#### [Exercise aim]
Give back every line exactly as it appears, pictures excluded.
[Begin Exercise input]
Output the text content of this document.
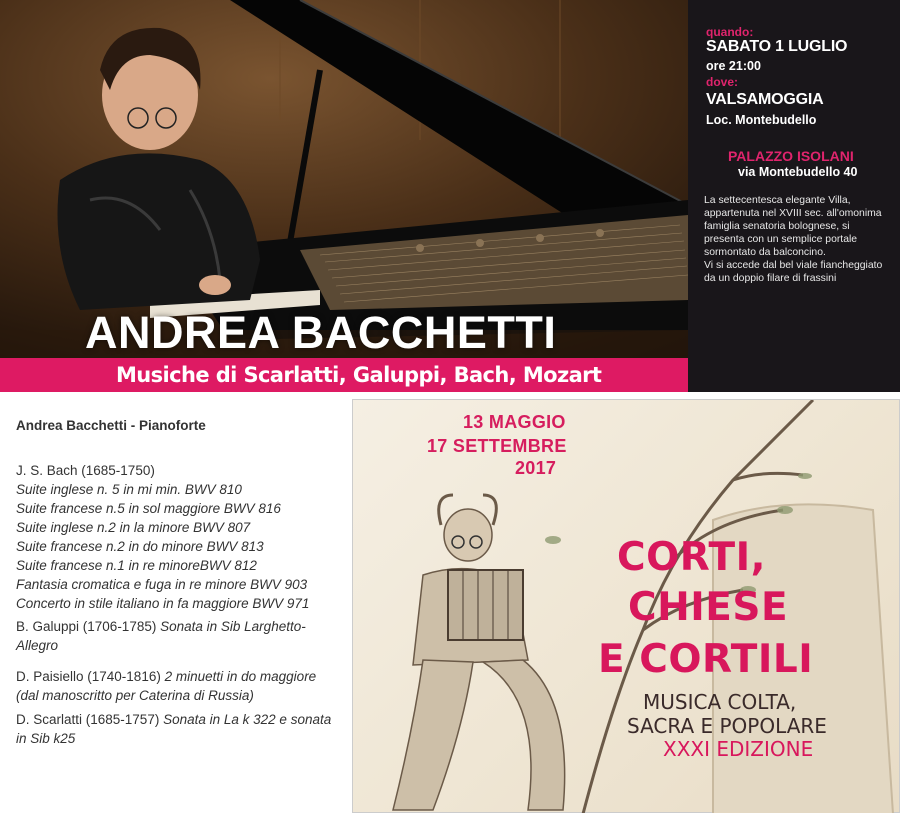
ANDREA BACCHETTI
Musiche di Scarlatti, Galuppi, Bach, Mozart
quando:
SABATO 1 LUGLIO
ore 21:00
dove:
VALSAMOGGIA
Loc. Montebudello
PALAZZO ISOLANI
via Montebudello 40
La settecentesca elegante Villa,
appartenuta nel XVIII sec. all'omonima
famiglia senatoria bolognese, si
presenta con un semplice portale
sormontato da balconcino.
Vi si accede dal bel viale fiancheggiato
da un doppio filare di frassini
Andrea Bacchetti - Pianoforte
J. S. Bach (1685-1750)
Suite inglese n. 5 in mi min. BWV 810
Suite francese n.5 in sol maggiore BWV 816
Suite inglese n.2 in la minore BWV 807
Suite francese n.2 in do minore BWV 813
Suite francese n.1 in re minoreBWV 812
Fantasia cromatica e fuga in re minore BWV 903
Concerto in stile italiano in fa maggiore BWV 971
B. Galuppi (1706-1785) Sonata in Sib Larghetto-
Allegro
D. Paisiello (1740-1816) 2 minuetti in do maggiore
(dal manoscritto per Caterina di Russia)
D. Scarlatti (1685-1757) Sonata in La k 322 e sonata
in Sib k25
13 MAGGIO
17 SETTEMBRE
2017
CORTI,
CHIESE
E CORTILI
MUSICA COLTA,
SACRA E POPOLARE
XXXI EDIZIONE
[End Exercise input]
#### [Response for this exercise]
Output the text content of this document.
ANDREA BACCHETTI
Musiche di Scarlatti, Galuppi, Bach, Mozart
quando:
SABATO 1 LUGLIO
ore 21:00
dove:
VALSAMOGGIA
Loc. Montebudello
PALAZZO ISOLANI
via Montebudello 40
La settecentesca elegante Villa,
appartenuta nel XVIII sec. all'omonima
famiglia senatoria bolognese, si
presenta con un semplice portale
sormontato da balconcino.
Vi si accede dal bel viale fiancheggiato
da un doppio filare di frassini
Andrea Bacchetti - Pianoforte
J. S. Bach (1685-1750)
Suite inglese n. 5 in mi min. BWV 810
Suite francese n.5 in sol maggiore BWV 816
Suite inglese n.2 in la minore BWV 807
Suite francese n.2 in do minore BWV 813
Suite francese n.1 in re minoreBWV 812
Fantasia cromatica e fuga in re minore BWV 903
Concerto in stile italiano in fa maggiore BWV 971
B. Galuppi (1706-1785) Sonata in Sib Larghetto-
Allegro
D. Paisiello (1740-1816) 2 minuetti in do maggiore
(dal manoscritto per Caterina di Russia)
D. Scarlatti (1685-1757) Sonata in La k 322 e sonata
in Sib k25
13 MAGGIO
17 SETTEMBRE
2017
CORTI,
CHIESE
E CORTILI
MUSICA COLTA,
SACRA E POPOLARE
XXXI EDIZIONE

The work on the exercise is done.